━━━━━ Data in this exercise

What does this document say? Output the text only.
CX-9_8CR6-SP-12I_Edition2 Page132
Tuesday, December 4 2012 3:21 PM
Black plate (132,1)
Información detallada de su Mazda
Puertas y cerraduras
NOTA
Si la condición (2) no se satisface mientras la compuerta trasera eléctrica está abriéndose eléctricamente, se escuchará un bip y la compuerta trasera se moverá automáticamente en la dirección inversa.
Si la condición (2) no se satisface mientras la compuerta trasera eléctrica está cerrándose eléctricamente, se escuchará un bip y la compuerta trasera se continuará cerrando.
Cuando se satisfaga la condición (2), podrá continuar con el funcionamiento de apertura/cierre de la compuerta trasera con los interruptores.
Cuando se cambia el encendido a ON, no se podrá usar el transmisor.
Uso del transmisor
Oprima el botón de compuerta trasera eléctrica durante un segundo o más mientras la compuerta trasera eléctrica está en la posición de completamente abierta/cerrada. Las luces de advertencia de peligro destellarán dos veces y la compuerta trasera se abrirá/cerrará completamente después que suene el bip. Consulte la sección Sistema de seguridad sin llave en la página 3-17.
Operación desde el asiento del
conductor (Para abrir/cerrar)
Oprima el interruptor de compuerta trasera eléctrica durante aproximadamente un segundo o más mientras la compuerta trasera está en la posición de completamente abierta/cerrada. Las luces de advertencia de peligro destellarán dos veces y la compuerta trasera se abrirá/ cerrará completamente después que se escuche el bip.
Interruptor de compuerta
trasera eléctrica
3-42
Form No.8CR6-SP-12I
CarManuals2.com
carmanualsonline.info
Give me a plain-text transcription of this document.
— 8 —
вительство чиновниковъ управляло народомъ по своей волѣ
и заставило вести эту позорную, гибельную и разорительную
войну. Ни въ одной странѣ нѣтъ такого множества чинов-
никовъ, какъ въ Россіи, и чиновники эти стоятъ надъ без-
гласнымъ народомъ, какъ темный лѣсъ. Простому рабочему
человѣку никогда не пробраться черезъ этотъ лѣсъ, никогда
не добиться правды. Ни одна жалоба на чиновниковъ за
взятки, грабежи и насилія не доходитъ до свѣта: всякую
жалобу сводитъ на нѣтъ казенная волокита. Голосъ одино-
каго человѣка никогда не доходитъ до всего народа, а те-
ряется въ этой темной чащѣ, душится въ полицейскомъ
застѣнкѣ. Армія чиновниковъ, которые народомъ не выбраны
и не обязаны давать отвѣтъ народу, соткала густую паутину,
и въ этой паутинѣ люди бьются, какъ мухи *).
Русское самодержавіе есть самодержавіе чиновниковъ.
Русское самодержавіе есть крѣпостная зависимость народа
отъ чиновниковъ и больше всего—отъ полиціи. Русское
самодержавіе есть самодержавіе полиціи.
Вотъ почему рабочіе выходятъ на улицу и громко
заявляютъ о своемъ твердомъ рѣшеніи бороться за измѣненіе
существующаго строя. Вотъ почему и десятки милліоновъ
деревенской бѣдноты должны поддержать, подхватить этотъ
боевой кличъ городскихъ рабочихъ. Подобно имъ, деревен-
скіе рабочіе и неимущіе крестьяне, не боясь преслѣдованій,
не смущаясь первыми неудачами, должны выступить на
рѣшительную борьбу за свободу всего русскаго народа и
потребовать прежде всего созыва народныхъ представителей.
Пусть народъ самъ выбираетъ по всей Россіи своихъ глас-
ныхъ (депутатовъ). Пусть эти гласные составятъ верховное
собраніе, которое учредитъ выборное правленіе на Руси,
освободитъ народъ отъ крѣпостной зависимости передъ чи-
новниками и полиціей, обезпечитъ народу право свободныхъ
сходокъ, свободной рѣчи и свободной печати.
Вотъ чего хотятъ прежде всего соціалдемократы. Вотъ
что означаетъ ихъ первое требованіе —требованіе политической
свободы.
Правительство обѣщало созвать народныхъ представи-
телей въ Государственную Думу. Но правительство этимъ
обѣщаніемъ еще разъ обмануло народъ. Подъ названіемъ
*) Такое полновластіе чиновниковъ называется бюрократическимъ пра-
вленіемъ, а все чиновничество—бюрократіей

━━━━━━━━━━

Description of the task
Extract the complete data, matching each line exactly.

Solution for this task
What does this document say? Output the text only.
CX-9_8CR6-SP-12I_Edition2 Page132
Tuesday, December 4 2012 3:21 PM
Black plate (132,1)
Información detallada de su Mazda
Puertas y cerraduras
NOTA
Si la condición (2) no se satisface mientras la compuerta trasera eléctrica está abriéndose eléctricamente, se escuchará un bip y la compuerta trasera se moverá automáticamente en la dirección inversa.
Si la condición (2) no se satisface mientras la compuerta trasera eléctrica está cerrándose eléctricamente, se escuchará un bip y la compuerta trasera se continuará cerrando.
Cuando se satisfaga la condición (2), podrá continuar con el funcionamiento de apertura/cierre de la compuerta trasera con los interruptores.
Cuando se cambia el encendido a ON, no se podrá usar el transmisor.
Uso del transmisor
Oprima el botón de compuerta trasera eléctrica durante un segundo o más mientras la compuerta trasera eléctrica está en la posición de completamente abierta/cerrada. Las luces de advertencia de peligro destellarán dos veces y la compuerta trasera se abrirá/cerrará completamente después que suene el bip. Consulte la sección Sistema de seguridad sin llave en la página 3-17.
Operación desde el asiento del
conductor (Para abrir/cerrar)
Oprima el interruptor de compuerta trasera eléctrica durante aproximadamente un segundo o más mientras la compuerta trasera está en la posición de completamente abierta/cerrada. Las luces de advertencia de peligro destellarán dos veces y la compuerta trasera se abrirá/ cerrará completamente después que se escuche el bip.
Interruptor de compuerta
trasera eléctrica
3-42
Form No.8CR6-SP-12I
CarManuals2.com
carmanualsonline.info
Give me a plain-text transcription of this document.
— 8 —
вительство чиновниковъ управляло народомъ по своей волѣ
и заставило вести эту позорную, гибельную и разорительную
войну. Ни въ одной странѣ нѣтъ такого множества чинов-
никовъ, какъ въ Россіи, и чиновники эти стоятъ надъ без-
гласнымъ народомъ, какъ темный лѣсъ. Простому рабочему
человѣку никогда не пробраться черезъ этотъ лѣсъ, никогда
не добиться правды. Ни одна жалоба на чиновниковъ за
взятки, грабежи и насилія не доходитъ до свѣта: всякую
жалобу сводитъ на нѣтъ казенная волокита. Голосъ одино-
каго человѣка никогда не доходитъ до всего народа, а те-
ряется въ этой темной чащѣ, душится въ полицейскомъ
застѣнкѣ. Армія чиновниковъ, которые народомъ не выбраны
и не обязаны давать отвѣтъ народу, соткала густую паутину,
и въ этой паутинѣ люди бьются, какъ мухи *).
Русское самодержавіе есть самодержавіе чиновниковъ.
Русское самодержавіе есть крѣпостная зависимость народа
отъ чиновниковъ и больше всего—отъ полиціи. Русское
самодержавіе есть самодержавіе полиціи.
Вотъ почему рабочіе выходятъ на улицу и громко
заявляютъ о своемъ твердомъ рѣшеніи бороться за измѣненіе
существующаго строя. Вотъ почему и десятки милліоновъ
деревенской бѣдноты должны поддержать, подхватить этотъ
боевой кличъ городскихъ рабочихъ. Подобно имъ, деревен-
скіе рабочіе и неимущіе крестьяне, не боясь преслѣдованій,
не смущаясь первыми неудачами, должны выступить на
рѣшительную борьбу за свободу всего русскаго народа и
потребовать прежде всего созыва народныхъ представителей.
Пусть народъ самъ выбираетъ по всей Россіи своихъ глас-
ныхъ (депутатовъ). Пусть эти гласные составятъ верховное
собраніе, которое учредитъ выборное правленіе на Руси,
освободитъ народъ отъ крѣпостной зависимости передъ чи-
новниками и полиціей, обезпечитъ народу право свободныхъ
сходокъ, свободной рѣчи и свободной печати.
Вотъ чего хотятъ прежде всего соціалдемократы. Вотъ
что означаетъ ихъ первое требованіе —требованіе политической
свободы.
Правительство обѣщало созвать народныхъ представи-
телей въ Государственную Думу. Но правительство этимъ
обѣщаніемъ еще разъ обмануло народъ. Подъ названіемъ
*) Такое полновластіе чиновниковъ называется бюрократическимъ пра-
вленіемъ, а все чиновничество—бюрократіей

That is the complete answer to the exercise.